◆ **Written instruction**:
Without including any pictures, copy each entry below exactly.

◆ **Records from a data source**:
— start —

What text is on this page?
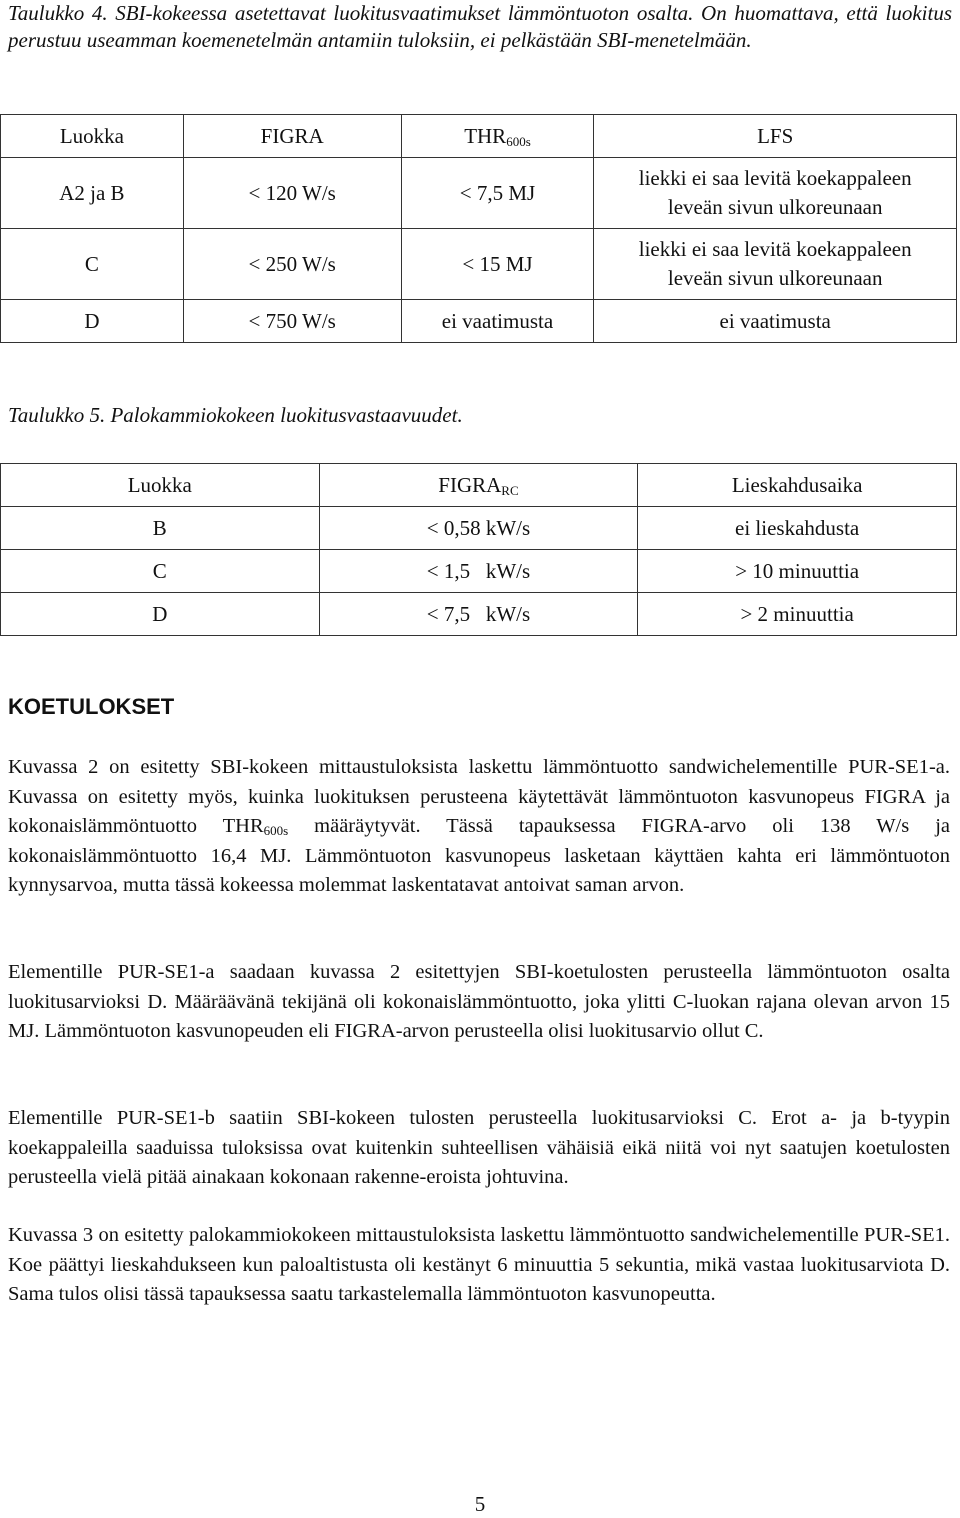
Taulukko 4. SBI-kokeessa asetettavat luokitusvaatimukset lämmöntuoton osalta. On huomattava, että luokitus perustuu useamman koemenetelmän antamiin tuloksiin, ei pelkästään SBI-menetelmään.

Luokka	FIGRA	$THR_{600s}$	LFS
A2 ja B	< 120 W/s	< 7,5 MJ	liekki ei saa levitä koekappaleen
leveän sivun ulkoreunaan
C	< 250 W/s	< 15 MJ	liekki ei saa levitä koekappaleen
leveän sivun ulkoreunaan
D	< 750 W/s	ei vaatimusta	ei vaatimusta

Taulukko 5. Palokammiokokeen luokitusvastaavuudet.

Luokka	$FIGRA_{RC}$	Lieskahdusaika
B	< 0,58 kW/s	ei lieskahdusta
C	< 1,5   kW/s	> 10 minuuttia
D	< 7,5   kW/s	> 2 minuuttia
KOETULOKSET

Kuvassa 2 on esitetty SBI-kokeen mittaustuloksista laskettu lämmöntuotto sandwichelementille PUR-SE1-a. Kuvassa on esitetty myös, kuinka luokituksen perusteena käytettävät lämmöntuoton kasvunopeus FIGRA ja kokonaislämmöntuotto $THR_{600s}$ määräytyvät. Tässä tapauksessa FIGRA-arvo oli 138 W/s ja kokonaislämmöntuotto 16,4 MJ. Lämmöntuoton kasvunopeus lasketaan käyttäen kahta eri lämmöntuoton kynnysarvoa, mutta tässä kokeessa molemmat laskentatavat antoivat saman arvon.

Elementille PUR-SE1-a saadaan kuvassa 2 esitettyjen SBI-koetulosten perusteella lämmöntuoton osalta luokitusarvioksi D. Määräävänä tekijänä oli kokonaislämmöntuotto, joka ylitti C-luokan rajana olevan arvon 15 MJ. Lämmöntuoton kasvunopeuden eli FIGRA-arvon perusteella olisi luokitusarvio ollut C.

Elementille PUR-SE1-b saatiin SBI-kokeen tulosten perusteella luokitusarvioksi C. Erot a- ja b-tyypin koekappaleilla saaduissa tuloksissa ovat kuitenkin suhteellisen vähäisiä eikä niitä voi nyt saatujen koetulosten perusteella vielä pitää ainakaan kokonaan rakenne-eroista johtuvina.

Kuvassa 3 on esitetty palokammiokokeen mittaustuloksista laskettu lämmöntuotto sandwichelementille PUR-SE1. Koe päättyi lieskahdukseen kun paloaltistusta oli kestänyt 6 minuuttia 5 sekuntia, mikä vastaa luokitusarviota D. Sama tulos olisi tässä tapauksessa saatu tarkastelemalla lämmöntuoton kasvunopeutta.

5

— end —

◆ **Solution for this problem**:
What text is on this page?
Taulukko 4. SBI-kokeessa asetettavat luokitusvaatimukset lämmöntuoton osalta. On huomattava, että luokitus perustuu useamman koemenetelmän antamiin tuloksiin, ei pelkästään SBI-menetelmään.

Luokka	FIGRA	$THR_{600s}$	LFS
A2 ja B	< 120 W/s	< 7,5 MJ	liekki ei saa levitä koekappaleen
leveän sivun ulkoreunaan
C	< 250 W/s	< 15 MJ	liekki ei saa levitä koekappaleen
leveän sivun ulkoreunaan
D	< 750 W/s	ei vaatimusta	ei vaatimusta

Taulukko 5. Palokammiokokeen luokitusvastaavuudet.

Luokka	$FIGRA_{RC}$	Lieskahdusaika
B	< 0,58 kW/s	ei lieskahdusta
C	< 1,5   kW/s	> 10 minuuttia
D	< 7,5   kW/s	> 2 minuuttia
KOETULOKSET

Kuvassa 2 on esitetty SBI-kokeen mittaustuloksista laskettu lämmöntuotto sandwichelementille PUR-SE1-a. Kuvassa on esitetty myös, kuinka luokituksen perusteena käytettävät lämmöntuoton kasvunopeus FIGRA ja kokonaislämmöntuotto $THR_{600s}$ määräytyvät. Tässä tapauksessa FIGRA-arvo oli 138 W/s ja kokonaislämmöntuotto 16,4 MJ. Lämmöntuoton kasvunopeus lasketaan käyttäen kahta eri lämmöntuoton kynnysarvoa, mutta tässä kokeessa molemmat laskentatavat antoivat saman arvon.

Elementille PUR-SE1-a saadaan kuvassa 2 esitettyjen SBI-koetulosten perusteella lämmöntuoton osalta luokitusarvioksi D. Määräävänä tekijänä oli kokonaislämmöntuotto, joka ylitti C-luokan rajana olevan arvon 15 MJ. Lämmöntuoton kasvunopeuden eli FIGRA-arvon perusteella olisi luokitusarvio ollut C.

Elementille PUR-SE1-b saatiin SBI-kokeen tulosten perusteella luokitusarvioksi C. Erot a- ja b-tyypin koekappaleilla saaduissa tuloksissa ovat kuitenkin suhteellisen vähäisiä eikä niitä voi nyt saatujen koetulosten perusteella vielä pitää ainakaan kokonaan rakenne-eroista johtuvina.

Kuvassa 3 on esitetty palokammiokokeen mittaustuloksista laskettu lämmöntuotto sandwichelementille PUR-SE1. Koe päättyi lieskahdukseen kun paloaltistusta oli kestänyt 6 minuuttia 5 sekuntia, mikä vastaa luokitusarviota D. Sama tulos olisi tässä tapauksessa saatu tarkastelemalla lämmöntuoton kasvunopeutta.

5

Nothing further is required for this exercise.